-- begin Data --

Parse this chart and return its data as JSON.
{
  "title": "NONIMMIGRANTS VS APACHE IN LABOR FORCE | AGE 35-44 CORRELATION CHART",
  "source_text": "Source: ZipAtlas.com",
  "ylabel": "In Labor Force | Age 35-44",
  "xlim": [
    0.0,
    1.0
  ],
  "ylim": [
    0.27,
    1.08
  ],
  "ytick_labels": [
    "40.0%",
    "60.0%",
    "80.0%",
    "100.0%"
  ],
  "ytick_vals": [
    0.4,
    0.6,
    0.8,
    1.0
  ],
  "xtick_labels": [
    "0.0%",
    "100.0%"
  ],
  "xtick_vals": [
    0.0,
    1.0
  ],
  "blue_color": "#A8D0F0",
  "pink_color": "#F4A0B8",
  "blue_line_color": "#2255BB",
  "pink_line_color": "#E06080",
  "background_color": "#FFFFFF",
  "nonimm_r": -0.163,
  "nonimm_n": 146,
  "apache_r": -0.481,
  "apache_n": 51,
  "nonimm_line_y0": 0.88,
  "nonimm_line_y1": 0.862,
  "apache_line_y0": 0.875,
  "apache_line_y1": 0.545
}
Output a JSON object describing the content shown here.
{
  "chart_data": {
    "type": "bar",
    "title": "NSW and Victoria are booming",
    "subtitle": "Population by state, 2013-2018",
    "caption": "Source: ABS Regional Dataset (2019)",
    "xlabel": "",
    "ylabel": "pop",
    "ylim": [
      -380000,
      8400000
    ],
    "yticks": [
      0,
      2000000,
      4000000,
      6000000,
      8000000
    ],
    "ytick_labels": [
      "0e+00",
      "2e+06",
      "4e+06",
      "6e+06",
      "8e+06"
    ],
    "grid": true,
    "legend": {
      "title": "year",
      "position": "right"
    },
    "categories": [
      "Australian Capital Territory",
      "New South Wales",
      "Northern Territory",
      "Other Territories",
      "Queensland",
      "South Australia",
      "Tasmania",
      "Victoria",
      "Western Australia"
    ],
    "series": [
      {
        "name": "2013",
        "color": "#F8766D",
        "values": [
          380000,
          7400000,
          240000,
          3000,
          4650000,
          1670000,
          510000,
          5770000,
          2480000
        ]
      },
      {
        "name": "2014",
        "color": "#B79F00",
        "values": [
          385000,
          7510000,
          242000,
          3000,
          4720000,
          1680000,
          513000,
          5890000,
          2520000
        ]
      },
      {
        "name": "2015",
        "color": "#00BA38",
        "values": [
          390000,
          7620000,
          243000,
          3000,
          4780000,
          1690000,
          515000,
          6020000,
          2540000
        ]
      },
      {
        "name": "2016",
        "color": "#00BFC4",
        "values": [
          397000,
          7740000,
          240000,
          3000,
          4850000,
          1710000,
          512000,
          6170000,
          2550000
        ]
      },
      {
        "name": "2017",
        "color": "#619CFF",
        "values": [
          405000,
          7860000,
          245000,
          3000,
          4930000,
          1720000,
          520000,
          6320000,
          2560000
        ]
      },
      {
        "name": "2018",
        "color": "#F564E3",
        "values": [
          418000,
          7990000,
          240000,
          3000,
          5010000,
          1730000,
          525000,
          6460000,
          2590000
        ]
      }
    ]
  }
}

-- end Data --

**The exercise**
Search the material above for "JSON". Pull out each line where it shows up.

**In response**
Parse this chart and return its data as JSON.
Output a JSON object describing the content shown here.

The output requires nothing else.